===== Records for the exercise

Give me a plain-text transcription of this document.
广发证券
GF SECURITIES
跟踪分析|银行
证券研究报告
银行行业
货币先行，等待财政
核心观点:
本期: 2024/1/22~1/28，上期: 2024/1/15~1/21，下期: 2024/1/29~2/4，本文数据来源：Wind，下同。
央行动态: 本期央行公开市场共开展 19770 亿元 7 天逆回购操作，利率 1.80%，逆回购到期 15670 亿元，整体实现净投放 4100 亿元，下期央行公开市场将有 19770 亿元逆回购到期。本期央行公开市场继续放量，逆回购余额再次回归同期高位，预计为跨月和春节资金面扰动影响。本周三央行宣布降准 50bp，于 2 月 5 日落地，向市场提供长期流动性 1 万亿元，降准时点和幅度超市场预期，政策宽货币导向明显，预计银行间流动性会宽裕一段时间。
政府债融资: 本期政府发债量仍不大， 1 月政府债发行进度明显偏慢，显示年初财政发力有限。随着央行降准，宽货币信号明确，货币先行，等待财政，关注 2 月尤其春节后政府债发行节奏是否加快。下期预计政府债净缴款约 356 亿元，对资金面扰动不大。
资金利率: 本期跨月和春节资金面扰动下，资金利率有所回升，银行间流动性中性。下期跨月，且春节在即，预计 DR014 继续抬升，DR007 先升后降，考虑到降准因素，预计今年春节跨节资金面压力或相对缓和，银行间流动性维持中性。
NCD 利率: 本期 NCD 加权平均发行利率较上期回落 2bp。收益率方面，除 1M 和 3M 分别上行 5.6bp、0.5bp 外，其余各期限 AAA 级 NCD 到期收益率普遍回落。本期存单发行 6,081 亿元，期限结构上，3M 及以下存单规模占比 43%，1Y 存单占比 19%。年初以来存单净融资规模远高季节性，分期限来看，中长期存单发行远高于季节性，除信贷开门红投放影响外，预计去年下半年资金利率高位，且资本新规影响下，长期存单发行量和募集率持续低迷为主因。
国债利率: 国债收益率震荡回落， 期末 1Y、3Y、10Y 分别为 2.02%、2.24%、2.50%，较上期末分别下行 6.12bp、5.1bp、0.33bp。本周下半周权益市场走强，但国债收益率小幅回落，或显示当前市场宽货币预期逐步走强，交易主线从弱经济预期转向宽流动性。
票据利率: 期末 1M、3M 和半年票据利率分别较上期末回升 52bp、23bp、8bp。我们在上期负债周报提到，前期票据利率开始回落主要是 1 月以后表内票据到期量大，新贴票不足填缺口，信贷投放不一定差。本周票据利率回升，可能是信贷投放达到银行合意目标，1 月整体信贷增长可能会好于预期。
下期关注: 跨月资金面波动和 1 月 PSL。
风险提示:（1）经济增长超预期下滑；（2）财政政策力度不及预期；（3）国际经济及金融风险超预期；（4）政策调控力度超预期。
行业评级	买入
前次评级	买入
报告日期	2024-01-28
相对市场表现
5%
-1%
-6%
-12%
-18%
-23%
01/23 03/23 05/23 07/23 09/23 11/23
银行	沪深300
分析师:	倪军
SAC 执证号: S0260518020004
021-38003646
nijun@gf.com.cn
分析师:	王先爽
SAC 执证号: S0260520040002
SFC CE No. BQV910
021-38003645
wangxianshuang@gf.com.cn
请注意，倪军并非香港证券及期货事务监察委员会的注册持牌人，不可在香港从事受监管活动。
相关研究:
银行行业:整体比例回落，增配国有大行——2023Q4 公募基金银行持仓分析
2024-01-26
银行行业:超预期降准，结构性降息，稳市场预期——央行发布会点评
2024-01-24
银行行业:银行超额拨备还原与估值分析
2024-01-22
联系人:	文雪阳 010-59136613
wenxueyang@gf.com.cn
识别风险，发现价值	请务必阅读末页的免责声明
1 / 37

==========

### Task requirements
Look through the entries above and list every line containing "银行行业".

### Output for this exercise
银行行业
银行行业:整体比例回落，增配国有大行——2023Q4 公募基金银行持仓分析
银行行业:超预期降准，结构性降息，稳市场预期——央行发布会点评
银行行业:银行超额拨备还原与估值分析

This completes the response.